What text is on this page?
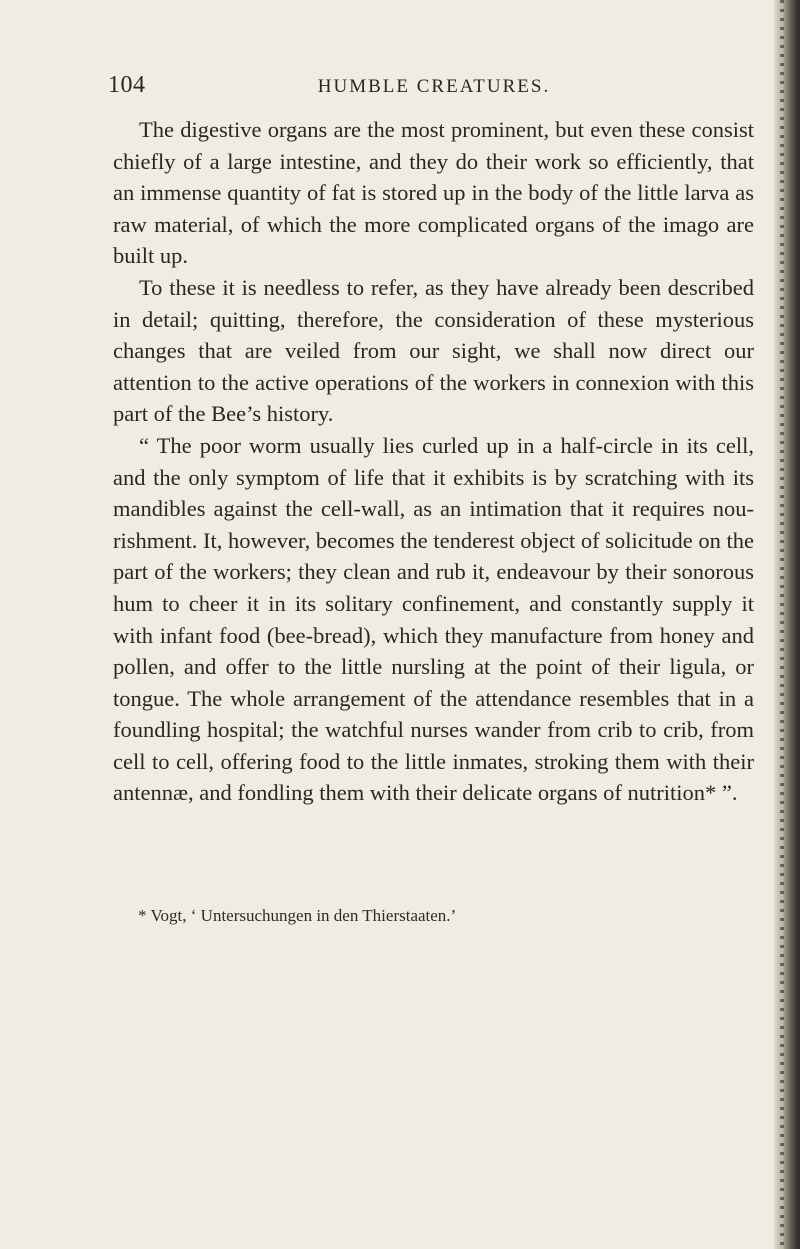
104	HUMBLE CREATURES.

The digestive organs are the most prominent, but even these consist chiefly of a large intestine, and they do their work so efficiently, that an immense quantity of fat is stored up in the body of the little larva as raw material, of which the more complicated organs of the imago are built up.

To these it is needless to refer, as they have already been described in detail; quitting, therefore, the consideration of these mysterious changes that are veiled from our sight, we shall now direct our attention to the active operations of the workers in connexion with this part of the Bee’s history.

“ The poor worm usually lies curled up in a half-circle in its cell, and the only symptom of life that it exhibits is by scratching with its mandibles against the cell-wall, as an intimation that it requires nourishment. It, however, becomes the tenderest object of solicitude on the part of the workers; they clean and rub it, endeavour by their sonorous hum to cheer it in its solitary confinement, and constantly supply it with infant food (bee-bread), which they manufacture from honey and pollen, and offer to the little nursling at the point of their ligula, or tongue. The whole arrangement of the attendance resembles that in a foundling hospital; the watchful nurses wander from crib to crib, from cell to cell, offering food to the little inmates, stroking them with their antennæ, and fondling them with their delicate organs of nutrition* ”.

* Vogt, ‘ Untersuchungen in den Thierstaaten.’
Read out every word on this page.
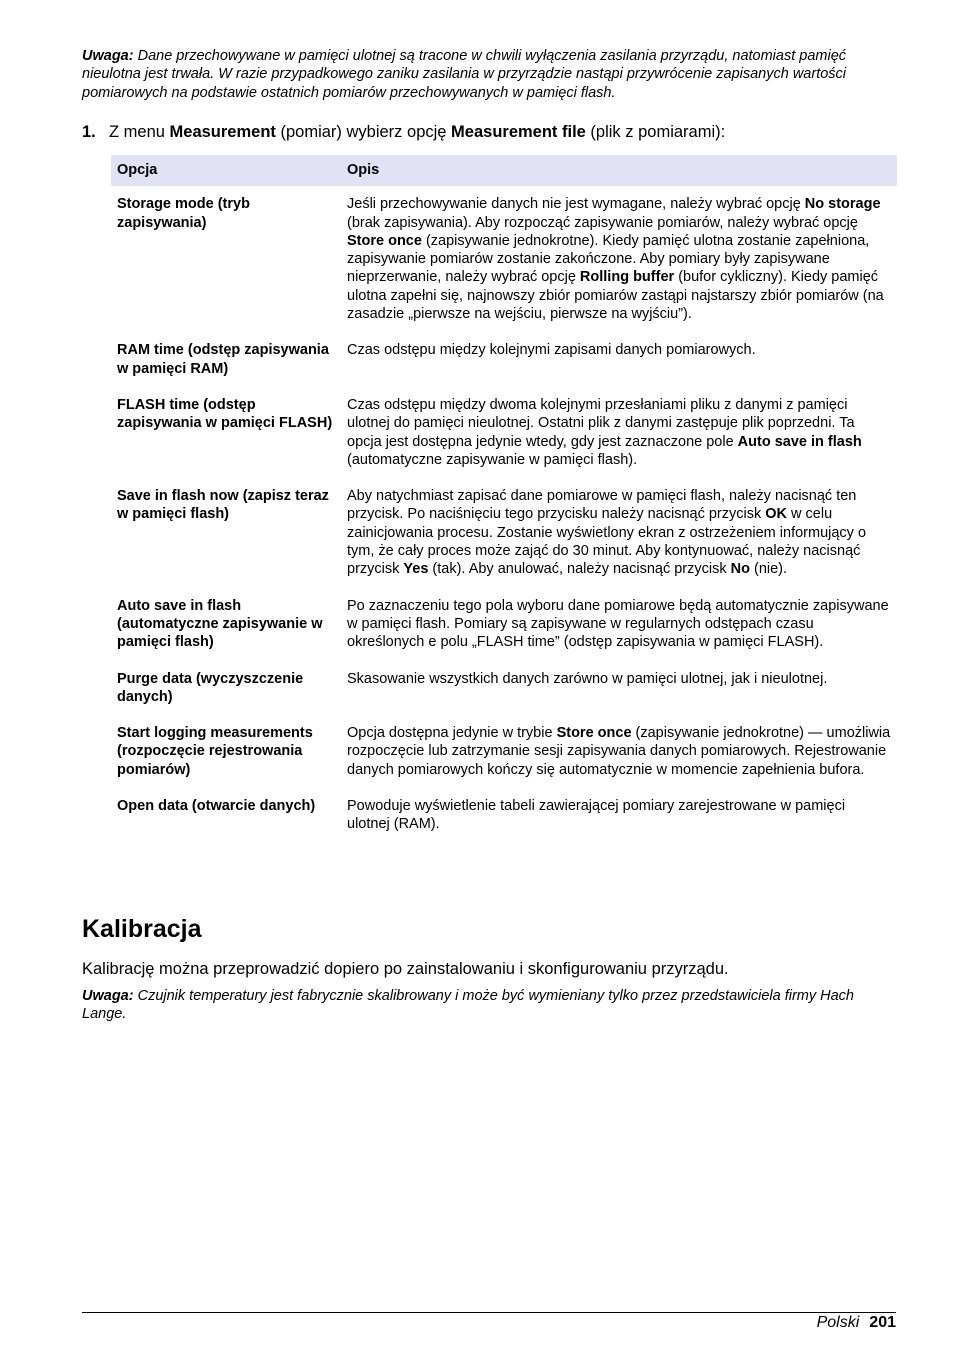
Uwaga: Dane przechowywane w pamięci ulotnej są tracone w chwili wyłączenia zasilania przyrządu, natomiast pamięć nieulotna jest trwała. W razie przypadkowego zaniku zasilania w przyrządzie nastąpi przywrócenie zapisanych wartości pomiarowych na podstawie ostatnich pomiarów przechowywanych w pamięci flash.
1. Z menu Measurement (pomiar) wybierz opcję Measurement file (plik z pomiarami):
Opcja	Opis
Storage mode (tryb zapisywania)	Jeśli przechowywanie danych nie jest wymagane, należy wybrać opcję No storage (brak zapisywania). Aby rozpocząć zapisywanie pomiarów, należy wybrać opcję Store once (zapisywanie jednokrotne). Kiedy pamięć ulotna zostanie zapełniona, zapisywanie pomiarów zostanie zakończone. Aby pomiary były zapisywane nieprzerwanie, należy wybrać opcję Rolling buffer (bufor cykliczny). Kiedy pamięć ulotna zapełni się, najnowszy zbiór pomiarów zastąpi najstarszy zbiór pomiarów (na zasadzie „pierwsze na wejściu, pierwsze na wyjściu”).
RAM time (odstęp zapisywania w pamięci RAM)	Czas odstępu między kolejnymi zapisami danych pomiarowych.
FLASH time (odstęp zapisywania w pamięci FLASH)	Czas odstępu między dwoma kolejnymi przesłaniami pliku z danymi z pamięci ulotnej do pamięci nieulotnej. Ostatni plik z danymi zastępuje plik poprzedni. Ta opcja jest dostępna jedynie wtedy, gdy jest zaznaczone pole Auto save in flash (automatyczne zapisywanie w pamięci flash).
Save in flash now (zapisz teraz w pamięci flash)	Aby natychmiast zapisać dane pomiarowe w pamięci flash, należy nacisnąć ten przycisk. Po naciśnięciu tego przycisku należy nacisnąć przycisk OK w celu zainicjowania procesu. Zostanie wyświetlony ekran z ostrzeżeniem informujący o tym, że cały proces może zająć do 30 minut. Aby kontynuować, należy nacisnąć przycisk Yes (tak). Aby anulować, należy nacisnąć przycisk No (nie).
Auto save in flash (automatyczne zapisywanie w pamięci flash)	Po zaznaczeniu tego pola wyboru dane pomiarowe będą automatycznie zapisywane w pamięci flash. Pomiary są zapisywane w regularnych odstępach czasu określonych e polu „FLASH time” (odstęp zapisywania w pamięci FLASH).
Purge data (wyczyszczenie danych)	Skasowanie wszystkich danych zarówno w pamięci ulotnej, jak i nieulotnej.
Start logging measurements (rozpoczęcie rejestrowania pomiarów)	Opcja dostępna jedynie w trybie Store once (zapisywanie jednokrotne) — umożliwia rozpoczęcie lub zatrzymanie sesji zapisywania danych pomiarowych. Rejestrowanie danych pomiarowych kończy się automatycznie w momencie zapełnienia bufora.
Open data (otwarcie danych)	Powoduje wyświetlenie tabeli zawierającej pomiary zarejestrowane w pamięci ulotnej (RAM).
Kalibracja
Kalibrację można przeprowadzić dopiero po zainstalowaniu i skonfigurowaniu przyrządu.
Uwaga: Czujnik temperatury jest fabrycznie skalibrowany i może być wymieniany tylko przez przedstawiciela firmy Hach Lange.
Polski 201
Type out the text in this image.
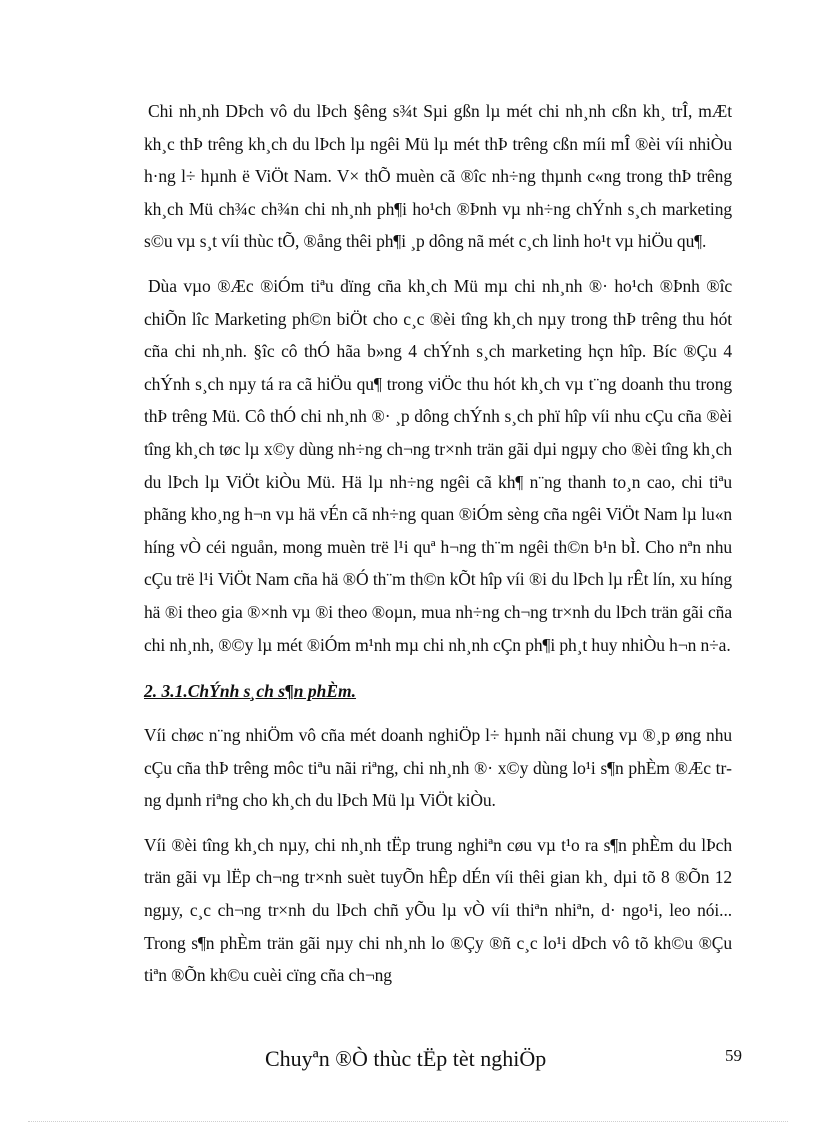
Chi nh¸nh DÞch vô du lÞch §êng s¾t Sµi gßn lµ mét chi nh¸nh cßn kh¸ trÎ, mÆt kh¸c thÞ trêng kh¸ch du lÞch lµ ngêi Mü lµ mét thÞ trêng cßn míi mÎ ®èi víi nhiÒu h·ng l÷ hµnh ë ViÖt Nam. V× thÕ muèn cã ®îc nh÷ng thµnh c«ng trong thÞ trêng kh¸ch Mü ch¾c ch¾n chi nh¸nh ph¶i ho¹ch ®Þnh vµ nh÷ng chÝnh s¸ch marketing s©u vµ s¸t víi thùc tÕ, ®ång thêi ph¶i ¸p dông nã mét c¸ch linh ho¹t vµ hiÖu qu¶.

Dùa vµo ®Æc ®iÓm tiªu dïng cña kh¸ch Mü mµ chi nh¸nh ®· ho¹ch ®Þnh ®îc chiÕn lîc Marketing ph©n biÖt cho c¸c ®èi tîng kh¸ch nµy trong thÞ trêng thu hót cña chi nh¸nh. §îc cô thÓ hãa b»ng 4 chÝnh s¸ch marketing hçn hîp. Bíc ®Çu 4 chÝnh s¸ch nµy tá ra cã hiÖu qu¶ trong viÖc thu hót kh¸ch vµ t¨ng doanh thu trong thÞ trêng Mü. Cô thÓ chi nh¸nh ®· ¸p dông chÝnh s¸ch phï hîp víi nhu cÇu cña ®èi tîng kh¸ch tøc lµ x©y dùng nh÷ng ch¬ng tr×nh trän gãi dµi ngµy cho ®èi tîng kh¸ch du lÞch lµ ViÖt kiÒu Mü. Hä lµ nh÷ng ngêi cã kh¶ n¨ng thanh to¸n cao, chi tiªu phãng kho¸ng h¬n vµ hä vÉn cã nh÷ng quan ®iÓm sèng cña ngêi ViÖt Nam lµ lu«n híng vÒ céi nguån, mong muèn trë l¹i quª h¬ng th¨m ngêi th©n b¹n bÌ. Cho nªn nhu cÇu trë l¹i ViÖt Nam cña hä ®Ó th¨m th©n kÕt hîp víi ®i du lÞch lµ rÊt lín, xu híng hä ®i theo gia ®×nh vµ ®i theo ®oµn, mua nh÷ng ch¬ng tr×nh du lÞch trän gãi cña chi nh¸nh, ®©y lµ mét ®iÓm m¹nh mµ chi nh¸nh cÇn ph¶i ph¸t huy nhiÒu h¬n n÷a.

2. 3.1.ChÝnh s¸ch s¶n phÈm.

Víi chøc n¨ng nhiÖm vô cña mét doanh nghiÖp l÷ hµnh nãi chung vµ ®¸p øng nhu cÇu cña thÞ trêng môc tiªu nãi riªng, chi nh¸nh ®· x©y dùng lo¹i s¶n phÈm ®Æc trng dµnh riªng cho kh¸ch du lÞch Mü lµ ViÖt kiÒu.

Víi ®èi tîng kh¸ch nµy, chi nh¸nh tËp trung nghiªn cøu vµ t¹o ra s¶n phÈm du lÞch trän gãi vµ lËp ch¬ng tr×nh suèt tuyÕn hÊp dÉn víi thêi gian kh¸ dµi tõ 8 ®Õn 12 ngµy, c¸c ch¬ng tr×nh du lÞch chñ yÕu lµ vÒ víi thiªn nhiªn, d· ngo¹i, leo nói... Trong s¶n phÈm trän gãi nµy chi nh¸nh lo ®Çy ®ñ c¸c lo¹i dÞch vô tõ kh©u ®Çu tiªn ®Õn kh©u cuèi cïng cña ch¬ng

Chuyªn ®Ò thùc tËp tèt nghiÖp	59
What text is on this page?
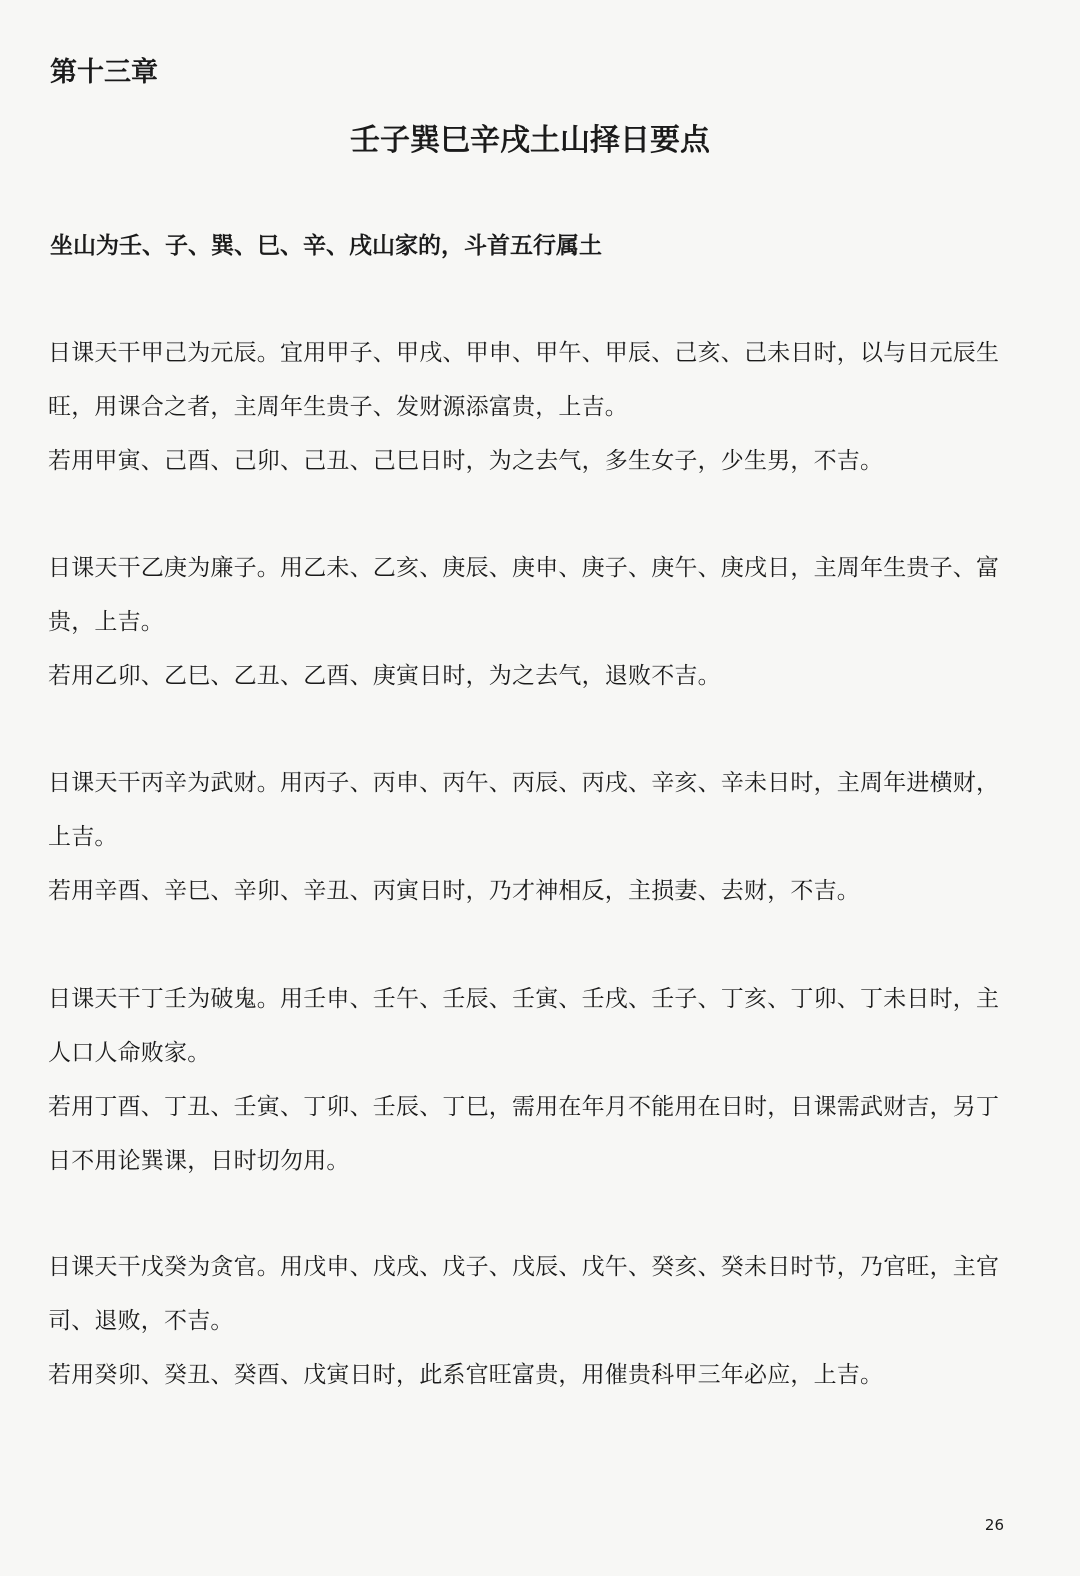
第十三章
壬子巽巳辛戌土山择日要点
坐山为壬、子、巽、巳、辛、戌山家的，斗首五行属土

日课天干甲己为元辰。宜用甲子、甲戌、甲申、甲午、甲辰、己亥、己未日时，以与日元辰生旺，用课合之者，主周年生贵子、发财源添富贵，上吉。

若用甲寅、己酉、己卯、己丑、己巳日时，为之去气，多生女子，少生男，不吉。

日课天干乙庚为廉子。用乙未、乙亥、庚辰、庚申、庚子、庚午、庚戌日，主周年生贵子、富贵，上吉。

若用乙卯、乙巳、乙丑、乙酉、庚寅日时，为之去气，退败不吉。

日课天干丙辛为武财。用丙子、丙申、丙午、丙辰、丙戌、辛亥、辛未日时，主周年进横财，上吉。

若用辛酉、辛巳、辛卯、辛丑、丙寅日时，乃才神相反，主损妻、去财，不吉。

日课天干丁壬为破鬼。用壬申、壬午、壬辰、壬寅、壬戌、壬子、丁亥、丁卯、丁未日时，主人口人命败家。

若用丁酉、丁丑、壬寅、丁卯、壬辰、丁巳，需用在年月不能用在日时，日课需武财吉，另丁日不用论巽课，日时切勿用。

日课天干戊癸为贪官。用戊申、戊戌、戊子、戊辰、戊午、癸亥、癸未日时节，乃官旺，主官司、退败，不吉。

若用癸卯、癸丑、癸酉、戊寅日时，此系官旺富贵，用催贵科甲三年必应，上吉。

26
▬▬▬
DIRECTION: Of the lines in this listing, how many contain "nieulotnej"? Reply with the number and nothing more.

OUTPUT BELOW: 2